## Begin
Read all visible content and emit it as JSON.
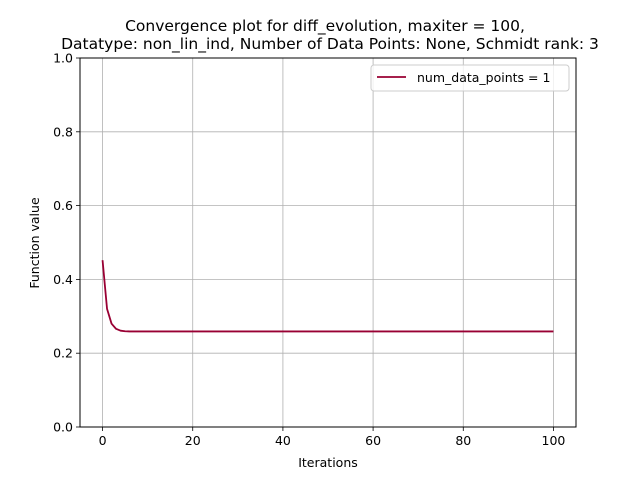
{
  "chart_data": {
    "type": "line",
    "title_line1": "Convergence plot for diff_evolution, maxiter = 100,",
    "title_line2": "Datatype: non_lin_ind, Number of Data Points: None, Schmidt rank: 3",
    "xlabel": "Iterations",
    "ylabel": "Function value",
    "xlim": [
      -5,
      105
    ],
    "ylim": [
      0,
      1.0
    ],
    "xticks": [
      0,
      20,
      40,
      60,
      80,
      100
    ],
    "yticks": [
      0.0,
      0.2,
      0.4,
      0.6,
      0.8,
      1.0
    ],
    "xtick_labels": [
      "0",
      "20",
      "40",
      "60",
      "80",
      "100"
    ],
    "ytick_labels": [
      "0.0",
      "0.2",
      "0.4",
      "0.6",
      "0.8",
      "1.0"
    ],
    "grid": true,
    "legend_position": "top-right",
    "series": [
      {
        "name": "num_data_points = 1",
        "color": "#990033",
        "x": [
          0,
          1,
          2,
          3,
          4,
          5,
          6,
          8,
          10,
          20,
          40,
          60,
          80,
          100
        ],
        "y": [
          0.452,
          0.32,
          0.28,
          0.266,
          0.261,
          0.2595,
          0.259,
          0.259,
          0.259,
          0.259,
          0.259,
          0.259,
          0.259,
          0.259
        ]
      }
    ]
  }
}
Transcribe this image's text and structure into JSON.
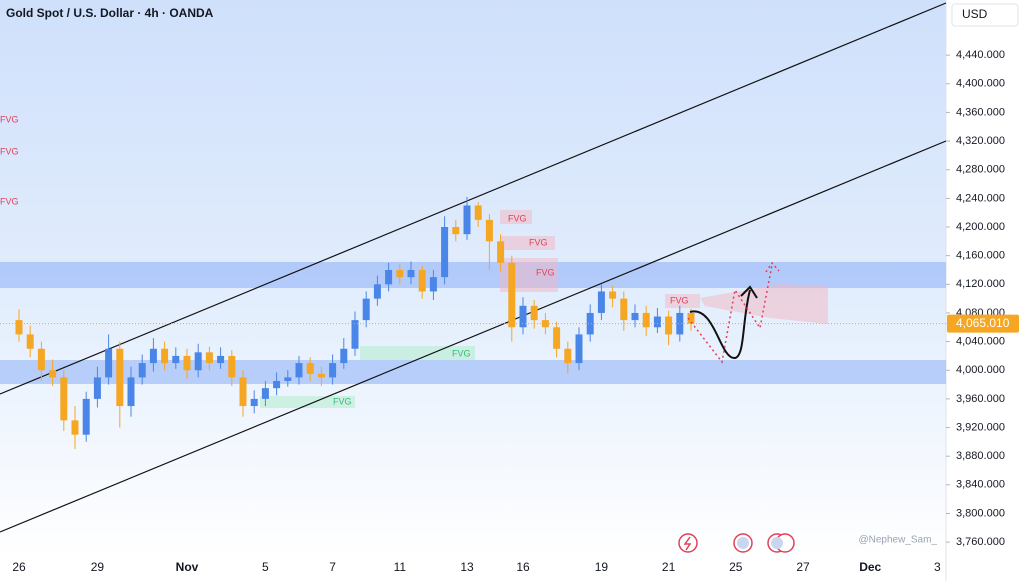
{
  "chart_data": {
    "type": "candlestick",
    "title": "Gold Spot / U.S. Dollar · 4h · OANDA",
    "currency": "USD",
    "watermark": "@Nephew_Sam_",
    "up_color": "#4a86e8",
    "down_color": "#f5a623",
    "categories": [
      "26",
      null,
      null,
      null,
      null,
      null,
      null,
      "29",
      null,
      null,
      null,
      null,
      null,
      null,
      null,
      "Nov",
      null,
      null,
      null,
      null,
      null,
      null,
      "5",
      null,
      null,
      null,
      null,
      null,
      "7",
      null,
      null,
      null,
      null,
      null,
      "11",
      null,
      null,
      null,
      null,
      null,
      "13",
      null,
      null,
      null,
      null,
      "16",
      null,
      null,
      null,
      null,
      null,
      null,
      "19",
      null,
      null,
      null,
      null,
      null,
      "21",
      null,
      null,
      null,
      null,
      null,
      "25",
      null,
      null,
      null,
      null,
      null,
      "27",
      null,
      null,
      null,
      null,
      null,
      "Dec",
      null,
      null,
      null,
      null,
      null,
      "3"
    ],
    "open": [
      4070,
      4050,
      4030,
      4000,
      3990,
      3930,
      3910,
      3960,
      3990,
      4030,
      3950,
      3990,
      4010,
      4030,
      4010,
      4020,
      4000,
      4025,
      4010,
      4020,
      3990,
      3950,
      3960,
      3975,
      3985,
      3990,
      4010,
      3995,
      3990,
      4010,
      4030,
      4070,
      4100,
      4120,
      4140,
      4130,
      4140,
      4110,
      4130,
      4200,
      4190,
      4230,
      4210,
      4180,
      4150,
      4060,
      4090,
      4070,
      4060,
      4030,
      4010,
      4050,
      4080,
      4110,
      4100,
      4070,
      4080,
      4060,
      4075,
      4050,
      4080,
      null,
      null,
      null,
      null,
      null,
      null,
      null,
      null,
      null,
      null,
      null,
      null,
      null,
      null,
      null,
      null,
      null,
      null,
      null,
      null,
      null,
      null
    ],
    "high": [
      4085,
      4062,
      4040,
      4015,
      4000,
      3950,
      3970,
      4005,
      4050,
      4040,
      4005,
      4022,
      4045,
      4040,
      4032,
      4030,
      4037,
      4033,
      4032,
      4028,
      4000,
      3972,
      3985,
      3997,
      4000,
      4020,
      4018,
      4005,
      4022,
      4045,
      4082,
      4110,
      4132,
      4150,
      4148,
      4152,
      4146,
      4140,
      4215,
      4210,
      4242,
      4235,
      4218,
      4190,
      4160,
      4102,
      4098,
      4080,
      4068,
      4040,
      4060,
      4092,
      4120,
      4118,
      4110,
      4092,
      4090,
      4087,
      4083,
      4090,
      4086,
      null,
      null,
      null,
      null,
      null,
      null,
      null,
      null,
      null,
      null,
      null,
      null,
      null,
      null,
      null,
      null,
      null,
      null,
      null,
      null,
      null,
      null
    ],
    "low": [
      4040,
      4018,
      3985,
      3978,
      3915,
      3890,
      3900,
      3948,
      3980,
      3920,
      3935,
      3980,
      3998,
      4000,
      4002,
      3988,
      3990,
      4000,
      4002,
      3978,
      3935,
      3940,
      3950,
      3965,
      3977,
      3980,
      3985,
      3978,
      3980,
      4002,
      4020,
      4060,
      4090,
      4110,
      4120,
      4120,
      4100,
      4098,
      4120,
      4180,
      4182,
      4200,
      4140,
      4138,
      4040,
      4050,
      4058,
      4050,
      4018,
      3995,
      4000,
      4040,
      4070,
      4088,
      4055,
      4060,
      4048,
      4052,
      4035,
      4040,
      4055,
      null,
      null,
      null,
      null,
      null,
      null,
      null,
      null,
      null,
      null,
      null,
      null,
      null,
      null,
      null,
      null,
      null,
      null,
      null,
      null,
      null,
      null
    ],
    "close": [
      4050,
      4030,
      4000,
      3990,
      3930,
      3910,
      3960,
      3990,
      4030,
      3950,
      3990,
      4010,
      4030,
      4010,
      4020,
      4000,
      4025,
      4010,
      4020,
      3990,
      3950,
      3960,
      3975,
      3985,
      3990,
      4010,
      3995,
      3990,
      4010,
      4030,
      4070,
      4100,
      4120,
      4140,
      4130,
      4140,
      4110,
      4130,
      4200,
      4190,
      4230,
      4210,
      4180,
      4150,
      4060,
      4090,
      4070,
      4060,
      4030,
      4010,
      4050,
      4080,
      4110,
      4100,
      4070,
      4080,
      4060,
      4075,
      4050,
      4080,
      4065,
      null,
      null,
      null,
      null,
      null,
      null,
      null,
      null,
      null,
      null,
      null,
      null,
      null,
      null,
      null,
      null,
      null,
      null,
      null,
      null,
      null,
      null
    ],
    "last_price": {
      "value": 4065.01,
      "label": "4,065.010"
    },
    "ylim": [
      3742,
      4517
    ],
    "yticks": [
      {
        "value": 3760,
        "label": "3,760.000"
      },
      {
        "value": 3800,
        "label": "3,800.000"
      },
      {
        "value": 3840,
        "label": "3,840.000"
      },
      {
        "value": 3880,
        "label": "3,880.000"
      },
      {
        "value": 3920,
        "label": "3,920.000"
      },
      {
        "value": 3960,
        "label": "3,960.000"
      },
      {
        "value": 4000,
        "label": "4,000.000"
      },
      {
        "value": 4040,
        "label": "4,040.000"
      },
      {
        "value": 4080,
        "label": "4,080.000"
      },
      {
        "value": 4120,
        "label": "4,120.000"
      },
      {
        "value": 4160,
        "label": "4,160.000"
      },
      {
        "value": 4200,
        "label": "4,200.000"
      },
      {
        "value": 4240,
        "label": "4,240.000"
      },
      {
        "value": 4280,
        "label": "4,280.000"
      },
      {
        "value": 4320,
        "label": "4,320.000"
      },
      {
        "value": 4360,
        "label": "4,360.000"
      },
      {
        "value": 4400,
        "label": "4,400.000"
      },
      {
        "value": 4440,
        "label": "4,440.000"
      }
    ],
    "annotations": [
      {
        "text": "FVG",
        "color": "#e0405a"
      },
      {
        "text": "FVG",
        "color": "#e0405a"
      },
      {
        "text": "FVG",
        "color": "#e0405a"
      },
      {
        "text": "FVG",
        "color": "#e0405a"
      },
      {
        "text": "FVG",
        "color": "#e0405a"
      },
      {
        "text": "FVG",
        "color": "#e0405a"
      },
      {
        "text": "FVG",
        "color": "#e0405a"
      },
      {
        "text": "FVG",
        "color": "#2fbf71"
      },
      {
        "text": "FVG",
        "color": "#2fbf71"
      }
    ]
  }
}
## End
## Begin
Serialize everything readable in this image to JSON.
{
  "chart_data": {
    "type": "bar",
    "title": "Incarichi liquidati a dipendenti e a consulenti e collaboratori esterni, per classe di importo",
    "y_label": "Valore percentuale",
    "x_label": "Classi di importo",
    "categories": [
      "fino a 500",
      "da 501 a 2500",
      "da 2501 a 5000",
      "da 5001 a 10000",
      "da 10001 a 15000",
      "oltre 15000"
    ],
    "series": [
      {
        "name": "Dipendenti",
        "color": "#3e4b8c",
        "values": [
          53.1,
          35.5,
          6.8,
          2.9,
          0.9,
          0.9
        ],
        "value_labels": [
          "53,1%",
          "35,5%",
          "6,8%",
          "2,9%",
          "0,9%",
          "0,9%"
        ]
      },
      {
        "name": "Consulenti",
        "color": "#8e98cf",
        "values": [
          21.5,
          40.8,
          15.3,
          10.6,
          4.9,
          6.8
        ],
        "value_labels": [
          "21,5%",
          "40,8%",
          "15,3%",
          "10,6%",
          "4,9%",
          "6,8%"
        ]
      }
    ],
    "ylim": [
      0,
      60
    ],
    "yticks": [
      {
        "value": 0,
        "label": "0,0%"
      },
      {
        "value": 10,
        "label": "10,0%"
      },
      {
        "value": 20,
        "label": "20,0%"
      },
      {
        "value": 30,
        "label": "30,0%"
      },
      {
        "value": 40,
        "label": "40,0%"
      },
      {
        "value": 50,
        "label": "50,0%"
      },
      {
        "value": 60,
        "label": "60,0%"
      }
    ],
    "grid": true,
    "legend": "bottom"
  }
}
## End
◆ Task instructions ◆
Find each line holding "name". Copy it out.

◆ Full solution ◆
        "name": "num_data_points = 1",
        "name": "Dipendenti",
        "name": "Consulenti",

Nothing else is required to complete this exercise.